=== WHAT THE TASK REQUIRES ===
Tell how many lines include the string "公交车牌". Answer with a single number.

(Stored items from a collection)
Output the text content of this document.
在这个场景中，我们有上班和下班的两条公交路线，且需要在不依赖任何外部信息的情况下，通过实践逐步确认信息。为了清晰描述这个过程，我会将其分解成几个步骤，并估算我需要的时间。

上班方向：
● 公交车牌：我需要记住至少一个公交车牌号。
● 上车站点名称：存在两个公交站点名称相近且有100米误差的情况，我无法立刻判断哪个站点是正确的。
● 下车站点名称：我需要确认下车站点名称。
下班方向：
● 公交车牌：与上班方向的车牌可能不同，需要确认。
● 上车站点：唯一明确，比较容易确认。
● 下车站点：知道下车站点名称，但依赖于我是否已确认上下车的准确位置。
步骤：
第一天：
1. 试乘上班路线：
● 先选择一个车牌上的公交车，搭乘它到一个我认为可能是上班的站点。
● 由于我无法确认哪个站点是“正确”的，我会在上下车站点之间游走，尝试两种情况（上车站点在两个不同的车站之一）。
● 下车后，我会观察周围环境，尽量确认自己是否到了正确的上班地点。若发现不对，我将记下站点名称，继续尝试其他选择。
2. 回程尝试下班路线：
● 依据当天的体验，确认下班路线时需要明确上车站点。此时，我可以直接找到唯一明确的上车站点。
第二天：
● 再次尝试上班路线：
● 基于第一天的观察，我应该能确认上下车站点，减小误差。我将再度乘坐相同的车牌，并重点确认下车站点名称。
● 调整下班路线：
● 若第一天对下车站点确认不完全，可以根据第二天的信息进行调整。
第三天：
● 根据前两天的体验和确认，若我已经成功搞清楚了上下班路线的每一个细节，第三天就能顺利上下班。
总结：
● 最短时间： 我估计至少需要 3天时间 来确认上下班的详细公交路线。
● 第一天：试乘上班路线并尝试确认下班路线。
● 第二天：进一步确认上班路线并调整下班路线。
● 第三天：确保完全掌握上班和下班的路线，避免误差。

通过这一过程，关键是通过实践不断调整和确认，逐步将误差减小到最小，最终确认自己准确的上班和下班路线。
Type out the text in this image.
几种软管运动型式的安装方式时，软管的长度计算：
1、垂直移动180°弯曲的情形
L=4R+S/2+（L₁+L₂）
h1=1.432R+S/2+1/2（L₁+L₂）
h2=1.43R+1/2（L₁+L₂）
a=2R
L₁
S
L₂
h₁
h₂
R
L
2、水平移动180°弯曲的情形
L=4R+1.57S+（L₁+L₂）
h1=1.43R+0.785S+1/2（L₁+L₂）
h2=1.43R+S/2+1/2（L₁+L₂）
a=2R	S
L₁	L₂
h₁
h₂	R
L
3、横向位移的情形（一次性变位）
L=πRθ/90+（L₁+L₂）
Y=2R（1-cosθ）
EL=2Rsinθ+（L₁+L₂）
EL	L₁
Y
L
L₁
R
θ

=== RESPONSE ===
2